*** Supplied data ***
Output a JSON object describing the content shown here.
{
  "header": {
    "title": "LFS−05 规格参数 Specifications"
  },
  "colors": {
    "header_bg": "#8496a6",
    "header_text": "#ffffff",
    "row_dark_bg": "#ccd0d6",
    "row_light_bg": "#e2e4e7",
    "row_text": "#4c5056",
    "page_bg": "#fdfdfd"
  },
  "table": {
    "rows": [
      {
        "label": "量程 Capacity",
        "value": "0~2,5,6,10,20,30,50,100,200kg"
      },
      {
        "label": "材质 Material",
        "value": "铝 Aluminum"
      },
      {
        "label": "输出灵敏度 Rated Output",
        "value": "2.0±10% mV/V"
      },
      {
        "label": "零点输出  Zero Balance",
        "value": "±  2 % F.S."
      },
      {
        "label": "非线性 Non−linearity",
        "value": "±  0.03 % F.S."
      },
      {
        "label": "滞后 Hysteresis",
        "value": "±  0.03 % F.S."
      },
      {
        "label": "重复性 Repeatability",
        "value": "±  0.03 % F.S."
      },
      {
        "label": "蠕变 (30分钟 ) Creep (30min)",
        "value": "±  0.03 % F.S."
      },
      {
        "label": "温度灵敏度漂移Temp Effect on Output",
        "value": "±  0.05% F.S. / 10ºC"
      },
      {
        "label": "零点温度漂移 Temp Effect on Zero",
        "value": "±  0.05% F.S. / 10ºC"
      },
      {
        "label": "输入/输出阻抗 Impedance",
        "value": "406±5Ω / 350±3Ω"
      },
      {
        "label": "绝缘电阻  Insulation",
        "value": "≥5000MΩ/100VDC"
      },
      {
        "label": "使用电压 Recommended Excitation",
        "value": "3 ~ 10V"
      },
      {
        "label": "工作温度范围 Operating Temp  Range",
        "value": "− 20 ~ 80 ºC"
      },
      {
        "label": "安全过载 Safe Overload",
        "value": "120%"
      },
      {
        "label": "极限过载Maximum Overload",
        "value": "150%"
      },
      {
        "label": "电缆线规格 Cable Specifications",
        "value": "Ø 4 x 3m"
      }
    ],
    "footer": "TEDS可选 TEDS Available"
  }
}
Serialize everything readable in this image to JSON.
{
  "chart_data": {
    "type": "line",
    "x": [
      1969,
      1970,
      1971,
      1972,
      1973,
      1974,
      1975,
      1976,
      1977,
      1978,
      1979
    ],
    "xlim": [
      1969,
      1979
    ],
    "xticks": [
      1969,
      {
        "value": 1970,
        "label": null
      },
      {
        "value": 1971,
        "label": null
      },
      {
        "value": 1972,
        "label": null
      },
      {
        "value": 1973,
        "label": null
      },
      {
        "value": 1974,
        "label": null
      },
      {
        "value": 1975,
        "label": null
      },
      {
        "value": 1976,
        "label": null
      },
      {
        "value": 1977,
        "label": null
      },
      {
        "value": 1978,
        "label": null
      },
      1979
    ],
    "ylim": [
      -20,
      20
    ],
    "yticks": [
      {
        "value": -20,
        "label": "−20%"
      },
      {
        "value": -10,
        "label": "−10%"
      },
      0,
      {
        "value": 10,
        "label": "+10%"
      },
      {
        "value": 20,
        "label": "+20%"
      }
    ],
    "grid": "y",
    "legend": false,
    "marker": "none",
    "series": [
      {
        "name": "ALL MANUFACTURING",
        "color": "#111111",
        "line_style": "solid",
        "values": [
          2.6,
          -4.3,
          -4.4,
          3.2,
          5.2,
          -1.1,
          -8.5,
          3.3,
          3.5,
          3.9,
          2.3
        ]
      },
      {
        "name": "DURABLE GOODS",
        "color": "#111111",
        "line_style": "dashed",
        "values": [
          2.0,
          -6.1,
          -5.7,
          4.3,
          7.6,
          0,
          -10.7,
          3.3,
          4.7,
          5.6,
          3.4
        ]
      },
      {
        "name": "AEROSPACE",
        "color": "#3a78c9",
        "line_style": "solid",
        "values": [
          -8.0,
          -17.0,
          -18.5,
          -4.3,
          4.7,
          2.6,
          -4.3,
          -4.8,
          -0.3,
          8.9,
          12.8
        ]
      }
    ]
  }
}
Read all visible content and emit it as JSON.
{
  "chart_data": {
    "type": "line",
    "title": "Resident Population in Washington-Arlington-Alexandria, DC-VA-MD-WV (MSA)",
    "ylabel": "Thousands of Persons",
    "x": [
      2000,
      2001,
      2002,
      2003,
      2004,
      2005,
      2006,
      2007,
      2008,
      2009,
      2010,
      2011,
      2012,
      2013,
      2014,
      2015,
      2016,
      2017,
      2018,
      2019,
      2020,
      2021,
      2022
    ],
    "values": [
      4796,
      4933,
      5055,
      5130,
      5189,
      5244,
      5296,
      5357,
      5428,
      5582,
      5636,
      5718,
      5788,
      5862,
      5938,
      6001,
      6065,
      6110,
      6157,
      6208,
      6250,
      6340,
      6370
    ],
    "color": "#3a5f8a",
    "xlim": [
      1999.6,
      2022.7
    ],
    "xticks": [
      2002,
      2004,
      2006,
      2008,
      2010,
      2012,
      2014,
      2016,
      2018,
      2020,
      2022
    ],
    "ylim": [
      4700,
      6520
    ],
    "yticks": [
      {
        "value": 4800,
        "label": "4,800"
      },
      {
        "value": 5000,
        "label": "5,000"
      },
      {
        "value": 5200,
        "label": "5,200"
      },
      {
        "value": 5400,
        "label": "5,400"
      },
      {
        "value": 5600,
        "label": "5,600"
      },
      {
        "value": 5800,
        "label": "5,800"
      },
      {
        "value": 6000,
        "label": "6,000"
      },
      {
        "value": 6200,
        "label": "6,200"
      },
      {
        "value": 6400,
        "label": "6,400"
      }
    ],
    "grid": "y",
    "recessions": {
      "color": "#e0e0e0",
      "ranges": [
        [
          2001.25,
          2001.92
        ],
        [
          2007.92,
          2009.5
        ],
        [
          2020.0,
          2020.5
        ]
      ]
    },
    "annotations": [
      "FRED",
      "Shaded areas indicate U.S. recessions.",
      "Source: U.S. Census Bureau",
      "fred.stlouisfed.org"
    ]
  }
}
***
What you should do:
Extract all of the data shown above without alteration.

Answer for this exercise:
Output a JSON object describing the content shown here.
{
  "header": {
    "title": "LFS−05 规格参数 Specifications"
  },
  "colors": {
    "header_bg": "#8496a6",
    "header_text": "#ffffff",
    "row_dark_bg": "#ccd0d6",
    "row_light_bg": "#e2e4e7",
    "row_text": "#4c5056",
    "page_bg": "#fdfdfd"
  },
  "table": {
    "rows": [
      {
        "label": "量程 Capacity",
        "value": "0~2,5,6,10,20,30,50,100,200kg"
      },
      {
        "label": "材质 Material",
        "value": "铝 Aluminum"
      },
      {
        "label": "输出灵敏度 Rated Output",
        "value": "2.0±10% mV/V"
      },
      {
        "label": "零点输出  Zero Balance",
        "value": "±  2 % F.S."
      },
      {
        "label": "非线性 Non−linearity",
        "value": "±  0.03 % F.S."
      },
      {
        "label": "滞后 Hysteresis",
        "value": "±  0.03 % F.S."
      },
      {
        "label": "重复性 Repeatability",
        "value": "±  0.03 % F.S."
      },
      {
        "label": "蠕变 (30分钟 ) Creep (30min)",
        "value": "±  0.03 % F.S."
      },
      {
        "label": "温度灵敏度漂移Temp Effect on Output",
        "value": "±  0.05% F.S. / 10ºC"
      },
      {
        "label": "零点温度漂移 Temp Effect on Zero",
        "value": "±  0.05% F.S. / 10ºC"
      },
      {
        "label": "输入/输出阻抗 Impedance",
        "value": "406±5Ω / 350±3Ω"
      },
      {
        "label": "绝缘电阻  Insulation",
        "value": "≥5000MΩ/100VDC"
      },
      {
        "label": "使用电压 Recommended Excitation",
        "value": "3 ~ 10V"
      },
      {
        "label": "工作温度范围 Operating Temp  Range",
        "value": "− 20 ~ 80 ºC"
      },
      {
        "label": "安全过载 Safe Overload",
        "value": "120%"
      },
      {
        "label": "极限过载Maximum Overload",
        "value": "150%"
      },
      {
        "label": "电缆线规格 Cable Specifications",
        "value": "Ø 4 x 3m"
      }
    ],
    "footer": "TEDS可选 TEDS Available"
  }
}
Serialize everything readable in this image to JSON.
{
  "chart_data": {
    "type": "line",
    "x": [
      1969,
      1970,
      1971,
      1972,
      1973,
      1974,
      1975,
      1976,
      1977,
      1978,
      1979
    ],
    "xlim": [
      1969,
      1979
    ],
    "xticks": [
      1969,
      {
        "value": 1970,
        "label": null
      },
      {
        "value": 1971,
        "label": null
      },
      {
        "value": 1972,
        "label": null
      },
      {
        "value": 1973,
        "label": null
      },
      {
        "value": 1974,
        "label": null
      },
      {
        "value": 1975,
        "label": null
      },
      {
        "value": 1976,
        "label": null
      },
      {
        "value": 1977,
        "label": null
      },
      {
        "value": 1978,
        "label": null
      },
      1979
    ],
    "ylim": [
      -20,
      20
    ],
    "yticks": [
      {
        "value": -20,
        "label": "−20%"
      },
      {
        "value": -10,
        "label": "−10%"
      },
      0,
      {
        "value": 10,
        "label": "+10%"
      },
      {
        "value": 20,
        "label": "+20%"
      }
    ],
    "grid": "y",
    "legend": false,
    "marker": "none",
    "series": [
      {
        "name": "ALL MANUFACTURING",
        "color": "#111111",
        "line_style": "solid",
        "values": [
          2.6,
          -4.3,
          -4.4,
          3.2,
          5.2,
          -1.1,
          -8.5,
          3.3,
          3.5,
          3.9,
          2.3
        ]
      },
      {
        "name": "DURABLE GOODS",
        "color": "#111111",
        "line_style": "dashed",
        "values": [
          2.0,
          -6.1,
          -5.7,
          4.3,
          7.6,
          0,
          -10.7,
          3.3,
          4.7,
          5.6,
          3.4
        ]
      },
      {
        "name": "AEROSPACE",
        "color": "#3a78c9",
        "line_style": "solid",
        "values": [
          -8.0,
          -17.0,
          -18.5,
          -4.3,
          4.7,
          2.6,
          -4.3,
          -4.8,
          -0.3,
          8.9,
          12.8
        ]
      }
    ]
  }
}
Read all visible content and emit it as JSON.
{
  "chart_data": {
    "type": "line",
    "title": "Resident Population in Washington-Arlington-Alexandria, DC-VA-MD-WV (MSA)",
    "ylabel": "Thousands of Persons",
    "x": [
      2000,
      2001,
      2002,
      2003,
      2004,
      2005,
      2006,
      2007,
      2008,
      2009,
      2010,
      2011,
      2012,
      2013,
      2014,
      2015,
      2016,
      2017,
      2018,
      2019,
      2020,
      2021,
      2022
    ],
    "values": [
      4796,
      4933,
      5055,
      5130,
      5189,
      5244,
      5296,
      5357,
      5428,
      5582,
      5636,
      5718,
      5788,
      5862,
      5938,
      6001,
      6065,
      6110,
      6157,
      6208,
      6250,
      6340,
      6370
    ],
    "color": "#3a5f8a",
    "xlim": [
      1999.6,
      2022.7
    ],
    "xticks": [
      2002,
      2004,
      2006,
      2008,
      2010,
      2012,
      2014,
      2016,
      2018,
      2020,
      2022
    ],
    "ylim": [
      4700,
      6520
    ],
    "yticks": [
      {
        "value": 4800,
        "label": "4,800"
      },
      {
        "value": 5000,
        "label": "5,000"
      },
      {
        "value": 5200,
        "label": "5,200"
      },
      {
        "value": 5400,
        "label": "5,400"
      },
      {
        "value": 5600,
        "label": "5,600"
      },
      {
        "value": 5800,
        "label": "5,800"
      },
      {
        "value": 6000,
        "label": "6,000"
      },
      {
        "value": 6200,
        "label": "6,200"
      },
      {
        "value": 6400,
        "label": "6,400"
      }
    ],
    "grid": "y",
    "recessions": {
      "color": "#e0e0e0",
      "ranges": [
        [
          2001.25,
          2001.92
        ],
        [
          2007.92,
          2009.5
        ],
        [
          2020.0,
          2020.5
        ]
      ]
    },
    "annotations": [
      "FRED",
      "Shaded areas indicate U.S. recessions.",
      "Source: U.S. Census Bureau",
      "fred.stlouisfed.org"
    ]
  }
}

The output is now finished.